[Stored records]
:::::
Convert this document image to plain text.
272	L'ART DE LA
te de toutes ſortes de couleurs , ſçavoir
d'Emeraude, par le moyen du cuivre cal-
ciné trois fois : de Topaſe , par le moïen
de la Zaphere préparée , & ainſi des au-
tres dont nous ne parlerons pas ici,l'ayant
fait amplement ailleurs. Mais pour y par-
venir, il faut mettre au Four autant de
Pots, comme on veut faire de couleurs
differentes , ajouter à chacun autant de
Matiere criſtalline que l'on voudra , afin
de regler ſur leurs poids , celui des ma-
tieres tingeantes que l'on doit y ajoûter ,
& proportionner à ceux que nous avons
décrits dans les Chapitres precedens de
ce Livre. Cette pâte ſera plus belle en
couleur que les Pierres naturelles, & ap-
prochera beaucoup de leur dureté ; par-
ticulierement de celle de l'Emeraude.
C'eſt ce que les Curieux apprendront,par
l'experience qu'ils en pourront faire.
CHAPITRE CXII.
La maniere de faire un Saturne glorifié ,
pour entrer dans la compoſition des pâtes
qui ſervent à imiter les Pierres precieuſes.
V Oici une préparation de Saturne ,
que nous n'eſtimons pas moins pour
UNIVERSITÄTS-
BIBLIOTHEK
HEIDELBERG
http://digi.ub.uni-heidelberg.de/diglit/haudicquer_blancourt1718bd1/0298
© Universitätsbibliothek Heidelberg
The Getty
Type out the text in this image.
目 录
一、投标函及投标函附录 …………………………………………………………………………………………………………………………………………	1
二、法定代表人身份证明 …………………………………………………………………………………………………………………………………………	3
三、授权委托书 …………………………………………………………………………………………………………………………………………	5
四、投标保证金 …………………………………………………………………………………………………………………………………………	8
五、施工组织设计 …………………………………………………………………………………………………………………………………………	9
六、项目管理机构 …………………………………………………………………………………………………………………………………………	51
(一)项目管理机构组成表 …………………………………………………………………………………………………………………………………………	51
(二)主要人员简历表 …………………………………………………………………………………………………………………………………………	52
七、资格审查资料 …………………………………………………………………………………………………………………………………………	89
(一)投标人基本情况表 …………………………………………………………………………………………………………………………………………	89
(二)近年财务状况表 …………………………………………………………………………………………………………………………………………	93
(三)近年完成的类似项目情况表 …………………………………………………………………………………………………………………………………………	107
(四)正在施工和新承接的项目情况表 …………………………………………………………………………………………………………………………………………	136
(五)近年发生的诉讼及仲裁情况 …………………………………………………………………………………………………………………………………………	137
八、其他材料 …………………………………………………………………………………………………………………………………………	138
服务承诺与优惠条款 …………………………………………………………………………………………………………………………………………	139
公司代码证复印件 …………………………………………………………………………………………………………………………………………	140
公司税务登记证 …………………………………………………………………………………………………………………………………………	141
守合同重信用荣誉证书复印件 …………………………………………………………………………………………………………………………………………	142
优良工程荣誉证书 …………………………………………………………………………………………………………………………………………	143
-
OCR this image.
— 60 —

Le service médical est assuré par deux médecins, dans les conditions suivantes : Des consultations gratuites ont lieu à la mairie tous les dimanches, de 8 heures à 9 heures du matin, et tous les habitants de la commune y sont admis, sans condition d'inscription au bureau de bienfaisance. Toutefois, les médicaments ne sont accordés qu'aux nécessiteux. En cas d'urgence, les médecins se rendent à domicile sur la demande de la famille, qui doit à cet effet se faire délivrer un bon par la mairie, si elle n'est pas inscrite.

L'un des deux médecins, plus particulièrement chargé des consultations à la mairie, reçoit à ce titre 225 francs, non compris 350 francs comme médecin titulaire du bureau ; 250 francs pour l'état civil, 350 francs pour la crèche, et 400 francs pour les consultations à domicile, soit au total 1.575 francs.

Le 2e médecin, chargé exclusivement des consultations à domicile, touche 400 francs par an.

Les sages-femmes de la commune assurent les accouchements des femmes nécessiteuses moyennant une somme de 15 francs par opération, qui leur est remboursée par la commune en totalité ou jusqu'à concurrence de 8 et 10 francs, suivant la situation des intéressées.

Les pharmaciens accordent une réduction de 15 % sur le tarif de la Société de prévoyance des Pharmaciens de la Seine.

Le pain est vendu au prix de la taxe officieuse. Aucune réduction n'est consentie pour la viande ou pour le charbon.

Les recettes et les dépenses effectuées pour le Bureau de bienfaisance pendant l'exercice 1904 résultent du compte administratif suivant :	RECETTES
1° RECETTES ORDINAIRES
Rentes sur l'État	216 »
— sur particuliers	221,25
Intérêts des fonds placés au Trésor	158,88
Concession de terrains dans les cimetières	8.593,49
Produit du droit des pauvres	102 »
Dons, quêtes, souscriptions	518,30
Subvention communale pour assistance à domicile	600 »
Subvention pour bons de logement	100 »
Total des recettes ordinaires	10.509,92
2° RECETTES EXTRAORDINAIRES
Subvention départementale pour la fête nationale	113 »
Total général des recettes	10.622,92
:::::
**THE PROBLEM**:
Pick out all the lines with the word "deux" in them and copy them.

**COMPLETED TASK**:
Le service médical est assuré par deux médecins, dans les conditions suivantes : Des consultations gratuites ont lieu à la mairie tous les dimanches, de 8 heures à 9 heures du matin, et tous les habitants de la commune y sont admis, sans condition d'inscription au bureau de bienfaisance. Toutefois, les médicaments ne sont accordés qu'aux nécessiteux. En cas d'urgence, les médecins se rendent à domicile sur la demande de la famille, qui doit à cet effet se faire délivrer un bon par la mairie, si elle n'est pas inscrite.
L'un des deux médecins, plus particulièrement chargé des consultations à la mairie, reçoit à ce titre 225 francs, non compris 350 francs comme médecin titulaire du bureau ; 250 francs pour l'état civil, 350 francs pour la crèche, et 400 francs pour les consultations à domicile, soit au total 1.575 francs.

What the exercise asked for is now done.